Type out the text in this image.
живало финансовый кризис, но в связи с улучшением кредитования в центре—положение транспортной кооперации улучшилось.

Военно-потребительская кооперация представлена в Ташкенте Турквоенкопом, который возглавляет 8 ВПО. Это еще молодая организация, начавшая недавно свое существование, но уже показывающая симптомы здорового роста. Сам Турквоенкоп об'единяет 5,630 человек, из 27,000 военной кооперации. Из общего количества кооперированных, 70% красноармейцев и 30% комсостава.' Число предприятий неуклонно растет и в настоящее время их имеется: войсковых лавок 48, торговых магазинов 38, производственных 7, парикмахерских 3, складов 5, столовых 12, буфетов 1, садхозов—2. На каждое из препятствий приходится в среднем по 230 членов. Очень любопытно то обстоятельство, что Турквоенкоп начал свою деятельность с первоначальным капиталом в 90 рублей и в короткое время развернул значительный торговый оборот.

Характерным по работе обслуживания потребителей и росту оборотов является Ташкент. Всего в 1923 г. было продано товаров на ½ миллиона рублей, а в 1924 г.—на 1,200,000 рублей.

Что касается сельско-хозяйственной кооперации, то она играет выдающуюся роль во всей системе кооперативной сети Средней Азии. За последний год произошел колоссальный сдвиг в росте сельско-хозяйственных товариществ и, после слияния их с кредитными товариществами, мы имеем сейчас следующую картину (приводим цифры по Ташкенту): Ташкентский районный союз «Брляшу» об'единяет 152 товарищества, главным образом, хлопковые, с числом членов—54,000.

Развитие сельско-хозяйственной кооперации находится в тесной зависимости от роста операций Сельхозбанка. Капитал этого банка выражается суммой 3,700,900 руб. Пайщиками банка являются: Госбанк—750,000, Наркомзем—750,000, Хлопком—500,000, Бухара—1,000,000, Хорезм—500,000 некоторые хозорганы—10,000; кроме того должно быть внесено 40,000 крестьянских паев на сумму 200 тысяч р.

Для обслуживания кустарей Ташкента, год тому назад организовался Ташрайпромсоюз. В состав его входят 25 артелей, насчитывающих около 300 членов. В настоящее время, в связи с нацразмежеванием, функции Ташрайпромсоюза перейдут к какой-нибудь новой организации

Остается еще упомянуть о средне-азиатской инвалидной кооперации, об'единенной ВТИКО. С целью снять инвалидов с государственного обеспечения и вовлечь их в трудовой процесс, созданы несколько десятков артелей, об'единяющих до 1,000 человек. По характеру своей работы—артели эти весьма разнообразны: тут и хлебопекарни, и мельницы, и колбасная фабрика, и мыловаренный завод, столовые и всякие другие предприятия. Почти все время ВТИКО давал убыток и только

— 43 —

→ **Exercise**
Copy out all the entries shown above, character for character.

→ **Task response**
Type out the text in this image.
живало финансовый кризис, но в связи с улучшением кредитования в центре—положение транспортной кооперации улучшилось.

Военно-потребительская кооперация представлена в Ташкенте Турквоенкопом, который возглавляет 8 ВПО. Это еще молодая организация, начавшая недавно свое существование, но уже показывающая симптомы здорового роста. Сам Турквоенкоп об'единяет 5,630 человек, из 27,000 военной кооперации. Из общего количества кооперированных, 70% красноармейцев и 30% комсостава.' Число предприятий неуклонно растет и в настоящее время их имеется: войсковых лавок 48, торговых магазинов 38, производственных 7, парикмахерских 3, складов 5, столовых 12, буфетов 1, садхозов—2. На каждое из препятствий приходится в среднем по 230 членов. Очень любопытно то обстоятельство, что Турквоенкоп начал свою деятельность с первоначальным капиталом в 90 рублей и в короткое время развернул значительный торговый оборот.

Характерным по работе обслуживания потребителей и росту оборотов является Ташкент. Всего в 1923 г. было продано товаров на ½ миллиона рублей, а в 1924 г.—на 1,200,000 рублей.

Что касается сельско-хозяйственной кооперации, то она играет выдающуюся роль во всей системе кооперативной сети Средней Азии. За последний год произошел колоссальный сдвиг в росте сельско-хозяйственных товариществ и, после слияния их с кредитными товариществами, мы имеем сейчас следующую картину (приводим цифры по Ташкенту): Ташкентский районный союз «Брляшу» об'единяет 152 товарищества, главным образом, хлопковые, с числом членов—54,000.

Развитие сельско-хозяйственной кооперации находится в тесной зависимости от роста операций Сельхозбанка. Капитал этого банка выражается суммой 3,700,900 руб. Пайщиками банка являются: Госбанк—750,000, Наркомзем—750,000, Хлопком—500,000, Бухара—1,000,000, Хорезм—500,000 некоторые хозорганы—10,000; кроме того должно быть внесено 40,000 крестьянских паев на сумму 200 тысяч р.

Для обслуживания кустарей Ташкента, год тому назад организовался Ташрайпромсоюз. В состав его входят 25 артелей, насчитывающих около 300 членов. В настоящее время, в связи с нацразмежеванием, функции Ташрайпромсоюза перейдут к какой-нибудь новой организации

Остается еще упомянуть о средне-азиатской инвалидной кооперации, об'единенной ВТИКО. С целью снять инвалидов с государственного обеспечения и вовлечь их в трудовой процесс, созданы несколько десятков артелей, об'единяющих до 1,000 человек. По характеру своей работы—артели эти весьма разнообразны: тут и хлебопекарни, и мельницы, и колбасная фабрика, и мыловаренный завод, столовые и всякие другие предприятия. Почти все время ВТИКО давал убыток и только

— 43 —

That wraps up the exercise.